▶ **TASK INSTRUCTIONS**
Return the records, each one exactly as written.

▶ **EXERCISE DATA**
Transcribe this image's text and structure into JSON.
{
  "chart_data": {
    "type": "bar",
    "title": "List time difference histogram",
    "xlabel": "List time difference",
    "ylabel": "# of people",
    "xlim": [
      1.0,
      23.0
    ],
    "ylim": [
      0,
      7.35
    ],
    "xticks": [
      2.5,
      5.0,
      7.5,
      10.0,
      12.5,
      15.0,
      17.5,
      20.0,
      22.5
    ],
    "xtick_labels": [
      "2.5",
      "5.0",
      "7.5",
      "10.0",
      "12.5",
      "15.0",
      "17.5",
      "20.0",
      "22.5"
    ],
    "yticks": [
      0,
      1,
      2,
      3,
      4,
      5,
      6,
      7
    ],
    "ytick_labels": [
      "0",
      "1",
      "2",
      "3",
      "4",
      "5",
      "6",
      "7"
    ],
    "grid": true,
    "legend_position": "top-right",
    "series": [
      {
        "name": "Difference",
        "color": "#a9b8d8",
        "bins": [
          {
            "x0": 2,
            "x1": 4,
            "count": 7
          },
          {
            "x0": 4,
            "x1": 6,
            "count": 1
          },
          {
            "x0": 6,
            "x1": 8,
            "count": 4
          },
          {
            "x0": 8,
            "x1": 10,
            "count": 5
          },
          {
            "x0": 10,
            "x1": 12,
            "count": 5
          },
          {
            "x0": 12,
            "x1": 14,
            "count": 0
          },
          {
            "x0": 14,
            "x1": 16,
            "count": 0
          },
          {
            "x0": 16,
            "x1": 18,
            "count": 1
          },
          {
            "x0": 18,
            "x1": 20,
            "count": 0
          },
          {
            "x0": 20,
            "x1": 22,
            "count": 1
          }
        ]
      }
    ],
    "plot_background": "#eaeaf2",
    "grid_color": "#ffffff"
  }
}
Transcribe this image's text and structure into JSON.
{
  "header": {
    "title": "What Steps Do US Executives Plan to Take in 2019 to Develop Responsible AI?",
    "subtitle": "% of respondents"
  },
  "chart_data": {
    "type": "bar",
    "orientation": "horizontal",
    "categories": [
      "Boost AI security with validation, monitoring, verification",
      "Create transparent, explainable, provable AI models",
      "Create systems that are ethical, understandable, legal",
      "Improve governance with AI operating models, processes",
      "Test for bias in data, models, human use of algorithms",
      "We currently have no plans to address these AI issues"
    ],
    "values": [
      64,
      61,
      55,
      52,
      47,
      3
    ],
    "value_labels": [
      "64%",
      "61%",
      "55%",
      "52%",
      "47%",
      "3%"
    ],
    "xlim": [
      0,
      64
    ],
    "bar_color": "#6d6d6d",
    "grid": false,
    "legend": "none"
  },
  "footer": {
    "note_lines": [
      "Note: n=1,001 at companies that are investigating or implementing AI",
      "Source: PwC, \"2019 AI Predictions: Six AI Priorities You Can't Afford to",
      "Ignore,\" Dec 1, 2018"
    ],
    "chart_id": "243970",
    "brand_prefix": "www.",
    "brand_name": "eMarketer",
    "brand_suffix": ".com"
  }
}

▶ **REPLY TO THE EXERCISE**
Transcribe this image's text and structure into JSON.
{
  "chart_data": {
    "type": "bar",
    "title": "List time difference histogram",
    "xlabel": "List time difference",
    "ylabel": "# of people",
    "xlim": [
      1.0,
      23.0
    ],
    "ylim": [
      0,
      7.35
    ],
    "xticks": [
      2.5,
      5.0,
      7.5,
      10.0,
      12.5,
      15.0,
      17.5,
      20.0,
      22.5
    ],
    "xtick_labels": [
      "2.5",
      "5.0",
      "7.5",
      "10.0",
      "12.5",
      "15.0",
      "17.5",
      "20.0",
      "22.5"
    ],
    "yticks": [
      0,
      1,
      2,
      3,
      4,
      5,
      6,
      7
    ],
    "ytick_labels": [
      "0",
      "1",
      "2",
      "3",
      "4",
      "5",
      "6",
      "7"
    ],
    "grid": true,
    "legend_position": "top-right",
    "series": [
      {
        "name": "Difference",
        "color": "#a9b8d8",
        "bins": [
          {
            "x0": 2,
            "x1": 4,
            "count": 7
          },
          {
            "x0": 4,
            "x1": 6,
            "count": 1
          },
          {
            "x0": 6,
            "x1": 8,
            "count": 4
          },
          {
            "x0": 8,
            "x1": 10,
            "count": 5
          },
          {
            "x0": 10,
            "x1": 12,
            "count": 5
          },
          {
            "x0": 12,
            "x1": 14,
            "count": 0
          },
          {
            "x0": 14,
            "x1": 16,
            "count": 0
          },
          {
            "x0": 16,
            "x1": 18,
            "count": 1
          },
          {
            "x0": 18,
            "x1": 20,
            "count": 0
          },
          {
            "x0": 20,
            "x1": 22,
            "count": 1
          }
        ]
      }
    ],
    "plot_background": "#eaeaf2",
    "grid_color": "#ffffff"
  }
}
Transcribe this image's text and structure into JSON.
{
  "header": {
    "title": "What Steps Do US Executives Plan to Take in 2019 to Develop Responsible AI?",
    "subtitle": "% of respondents"
  },
  "chart_data": {
    "type": "bar",
    "orientation": "horizontal",
    "categories": [
      "Boost AI security with validation, monitoring, verification",
      "Create transparent, explainable, provable AI models",
      "Create systems that are ethical, understandable, legal",
      "Improve governance with AI operating models, processes",
      "Test for bias in data, models, human use of algorithms",
      "We currently have no plans to address these AI issues"
    ],
    "values": [
      64,
      61,
      55,
      52,
      47,
      3
    ],
    "value_labels": [
      "64%",
      "61%",
      "55%",
      "52%",
      "47%",
      "3%"
    ],
    "xlim": [
      0,
      64
    ],
    "bar_color": "#6d6d6d",
    "grid": false,
    "legend": "none"
  },
  "footer": {
    "note_lines": [
      "Note: n=1,001 at companies that are investigating or implementing AI",
      "Source: PwC, \"2019 AI Predictions: Six AI Priorities You Can't Afford to",
      "Ignore,\" Dec 1, 2018"
    ],
    "chart_id": "243970",
    "brand_prefix": "www.",
    "brand_name": "eMarketer",
    "brand_suffix": ".com"
  }
}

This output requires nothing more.